## What the exercise asks
The records that follow must be reproduced in full, exactly as written.

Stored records
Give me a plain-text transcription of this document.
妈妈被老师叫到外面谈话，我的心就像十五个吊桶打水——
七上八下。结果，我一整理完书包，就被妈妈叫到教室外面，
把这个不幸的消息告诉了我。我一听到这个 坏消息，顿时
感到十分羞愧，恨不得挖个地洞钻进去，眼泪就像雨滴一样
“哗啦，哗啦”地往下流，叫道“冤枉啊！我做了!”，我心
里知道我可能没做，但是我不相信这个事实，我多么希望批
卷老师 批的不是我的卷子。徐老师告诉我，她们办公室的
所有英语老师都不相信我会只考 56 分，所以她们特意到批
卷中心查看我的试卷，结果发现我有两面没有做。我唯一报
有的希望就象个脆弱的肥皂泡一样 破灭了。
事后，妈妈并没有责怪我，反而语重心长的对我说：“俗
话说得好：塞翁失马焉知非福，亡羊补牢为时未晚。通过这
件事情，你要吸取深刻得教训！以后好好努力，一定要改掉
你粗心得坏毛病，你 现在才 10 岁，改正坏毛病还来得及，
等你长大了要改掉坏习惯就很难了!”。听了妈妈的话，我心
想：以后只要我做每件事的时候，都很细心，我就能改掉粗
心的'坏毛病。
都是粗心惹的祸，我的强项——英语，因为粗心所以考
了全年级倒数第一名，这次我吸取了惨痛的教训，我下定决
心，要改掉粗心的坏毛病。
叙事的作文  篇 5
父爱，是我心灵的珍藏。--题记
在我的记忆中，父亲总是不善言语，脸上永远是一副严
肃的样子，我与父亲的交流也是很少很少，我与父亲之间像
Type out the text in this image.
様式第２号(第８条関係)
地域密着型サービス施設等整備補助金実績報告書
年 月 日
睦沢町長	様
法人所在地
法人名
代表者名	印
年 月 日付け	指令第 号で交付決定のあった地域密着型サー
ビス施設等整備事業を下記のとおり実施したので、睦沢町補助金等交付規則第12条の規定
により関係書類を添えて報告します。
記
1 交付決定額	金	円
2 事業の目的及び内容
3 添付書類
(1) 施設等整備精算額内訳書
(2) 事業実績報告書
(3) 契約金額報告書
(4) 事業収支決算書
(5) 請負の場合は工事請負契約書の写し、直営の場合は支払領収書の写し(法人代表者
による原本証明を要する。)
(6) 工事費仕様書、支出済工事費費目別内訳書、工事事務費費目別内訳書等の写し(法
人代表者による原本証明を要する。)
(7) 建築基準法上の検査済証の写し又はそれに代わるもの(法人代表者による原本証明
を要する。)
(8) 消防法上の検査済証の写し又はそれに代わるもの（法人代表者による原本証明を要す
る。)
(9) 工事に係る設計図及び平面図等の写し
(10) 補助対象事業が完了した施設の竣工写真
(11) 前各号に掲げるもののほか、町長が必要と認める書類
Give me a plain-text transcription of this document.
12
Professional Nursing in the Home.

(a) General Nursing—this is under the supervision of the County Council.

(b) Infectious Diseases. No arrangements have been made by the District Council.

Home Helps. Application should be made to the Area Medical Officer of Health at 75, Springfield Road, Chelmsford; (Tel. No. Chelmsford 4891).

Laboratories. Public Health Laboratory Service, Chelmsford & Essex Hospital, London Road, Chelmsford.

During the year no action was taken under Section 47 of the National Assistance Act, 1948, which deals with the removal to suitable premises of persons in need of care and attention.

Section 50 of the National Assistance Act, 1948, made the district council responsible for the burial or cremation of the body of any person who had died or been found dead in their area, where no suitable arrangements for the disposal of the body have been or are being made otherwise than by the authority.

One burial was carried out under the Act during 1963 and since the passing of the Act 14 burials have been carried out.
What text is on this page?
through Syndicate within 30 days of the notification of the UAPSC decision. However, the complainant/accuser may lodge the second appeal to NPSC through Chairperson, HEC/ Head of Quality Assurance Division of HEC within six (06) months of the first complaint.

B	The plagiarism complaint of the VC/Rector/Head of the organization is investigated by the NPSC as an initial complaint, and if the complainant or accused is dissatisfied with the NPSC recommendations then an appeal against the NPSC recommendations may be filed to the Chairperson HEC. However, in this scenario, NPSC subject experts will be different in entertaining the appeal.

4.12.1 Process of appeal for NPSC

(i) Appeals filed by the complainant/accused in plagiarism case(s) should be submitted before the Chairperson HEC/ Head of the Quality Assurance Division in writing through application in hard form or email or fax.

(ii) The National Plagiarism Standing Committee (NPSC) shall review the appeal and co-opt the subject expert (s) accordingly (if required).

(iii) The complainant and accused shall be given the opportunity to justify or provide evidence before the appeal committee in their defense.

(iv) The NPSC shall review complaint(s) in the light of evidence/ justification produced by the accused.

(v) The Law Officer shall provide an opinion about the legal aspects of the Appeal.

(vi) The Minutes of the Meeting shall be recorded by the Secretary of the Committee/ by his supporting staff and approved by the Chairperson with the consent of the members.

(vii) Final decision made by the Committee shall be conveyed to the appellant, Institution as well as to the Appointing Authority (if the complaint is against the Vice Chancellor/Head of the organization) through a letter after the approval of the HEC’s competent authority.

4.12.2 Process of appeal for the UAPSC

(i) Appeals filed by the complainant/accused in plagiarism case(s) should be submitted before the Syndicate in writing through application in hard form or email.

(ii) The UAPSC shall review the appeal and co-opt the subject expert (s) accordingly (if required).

## Written reply
Give me a plain-text transcription of this document.
妈妈被老师叫到外面谈话，我的心就像十五个吊桶打水——
七上八下。结果，我一整理完书包，就被妈妈叫到教室外面，
把这个不幸的消息告诉了我。我一听到这个 坏消息，顿时
感到十分羞愧，恨不得挖个地洞钻进去，眼泪就像雨滴一样
“哗啦，哗啦”地往下流，叫道“冤枉啊！我做了!”，我心
里知道我可能没做，但是我不相信这个事实，我多么希望批
卷老师 批的不是我的卷子。徐老师告诉我，她们办公室的
所有英语老师都不相信我会只考 56 分，所以她们特意到批
卷中心查看我的试卷，结果发现我有两面没有做。我唯一报
有的希望就象个脆弱的肥皂泡一样 破灭了。
事后，妈妈并没有责怪我，反而语重心长的对我说：“俗
话说得好：塞翁失马焉知非福，亡羊补牢为时未晚。通过这
件事情，你要吸取深刻得教训！以后好好努力，一定要改掉
你粗心得坏毛病，你 现在才 10 岁，改正坏毛病还来得及，
等你长大了要改掉坏习惯就很难了!”。听了妈妈的话，我心
想：以后只要我做每件事的时候，都很细心，我就能改掉粗
心的'坏毛病。
都是粗心惹的祸，我的强项——英语，因为粗心所以考
了全年级倒数第一名，这次我吸取了惨痛的教训，我下定决
心，要改掉粗心的坏毛病。
叙事的作文  篇 5
父爱，是我心灵的珍藏。--题记
在我的记忆中，父亲总是不善言语，脸上永远是一副严
肃的样子，我与父亲的交流也是很少很少，我与父亲之间像
Type out the text in this image.
様式第２号(第８条関係)
地域密着型サービス施設等整備補助金実績報告書
年 月 日
睦沢町長	様
法人所在地
法人名
代表者名	印
年 月 日付け	指令第 号で交付決定のあった地域密着型サー
ビス施設等整備事業を下記のとおり実施したので、睦沢町補助金等交付規則第12条の規定
により関係書類を添えて報告します。
記
1 交付決定額	金	円
2 事業の目的及び内容
3 添付書類
(1) 施設等整備精算額内訳書
(2) 事業実績報告書
(3) 契約金額報告書
(4) 事業収支決算書
(5) 請負の場合は工事請負契約書の写し、直営の場合は支払領収書の写し(法人代表者
による原本証明を要する。)
(6) 工事費仕様書、支出済工事費費目別内訳書、工事事務費費目別内訳書等の写し(法
人代表者による原本証明を要する。)
(7) 建築基準法上の検査済証の写し又はそれに代わるもの(法人代表者による原本証明
を要する。)
(8) 消防法上の検査済証の写し又はそれに代わるもの（法人代表者による原本証明を要す
る。)
(9) 工事に係る設計図及び平面図等の写し
(10) 補助対象事業が完了した施設の竣工写真
(11) 前各号に掲げるもののほか、町長が必要と認める書類
Give me a plain-text transcription of this document.
12
Professional Nursing in the Home.

(a) General Nursing—this is under the supervision of the County Council.

(b) Infectious Diseases. No arrangements have been made by the District Council.

Home Helps. Application should be made to the Area Medical Officer of Health at 75, Springfield Road, Chelmsford; (Tel. No. Chelmsford 4891).

Laboratories. Public Health Laboratory Service, Chelmsford & Essex Hospital, London Road, Chelmsford.

During the year no action was taken under Section 47 of the National Assistance Act, 1948, which deals with the removal to suitable premises of persons in need of care and attention.

Section 50 of the National Assistance Act, 1948, made the district council responsible for the burial or cremation of the body of any person who had died or been found dead in their area, where no suitable arrangements for the disposal of the body have been or are being made otherwise than by the authority.

One burial was carried out under the Act during 1963 and since the passing of the Act 14 burials have been carried out.
What text is on this page?
through Syndicate within 30 days of the notification of the UAPSC decision. However, the complainant/accuser may lodge the second appeal to NPSC through Chairperson, HEC/ Head of Quality Assurance Division of HEC within six (06) months of the first complaint.

B	The plagiarism complaint of the VC/Rector/Head of the organization is investigated by the NPSC as an initial complaint, and if the complainant or accused is dissatisfied with the NPSC recommendations then an appeal against the NPSC recommendations may be filed to the Chairperson HEC. However, in this scenario, NPSC subject experts will be different in entertaining the appeal.

4.12.1 Process of appeal for NPSC

(i) Appeals filed by the complainant/accused in plagiarism case(s) should be submitted before the Chairperson HEC/ Head of the Quality Assurance Division in writing through application in hard form or email or fax.

(ii) The National Plagiarism Standing Committee (NPSC) shall review the appeal and co-opt the subject expert (s) accordingly (if required).

(iii) The complainant and accused shall be given the opportunity to justify or provide evidence before the appeal committee in their defense.

(iv) The NPSC shall review complaint(s) in the light of evidence/ justification produced by the accused.

(v) The Law Officer shall provide an opinion about the legal aspects of the Appeal.

(vi) The Minutes of the Meeting shall be recorded by the Secretary of the Committee/ by his supporting staff and approved by the Chairperson with the consent of the members.

(vii) Final decision made by the Committee shall be conveyed to the appellant, Institution as well as to the Appointing Authority (if the complaint is against the Vice Chancellor/Head of the organization) through a letter after the approval of the HEC’s competent authority.

4.12.2 Process of appeal for the UAPSC

(i) Appeals filed by the complainant/accused in plagiarism case(s) should be submitted before the Syndicate in writing through application in hard form or email.

(ii) The UAPSC shall review the appeal and co-opt the subject expert (s) accordingly (if required).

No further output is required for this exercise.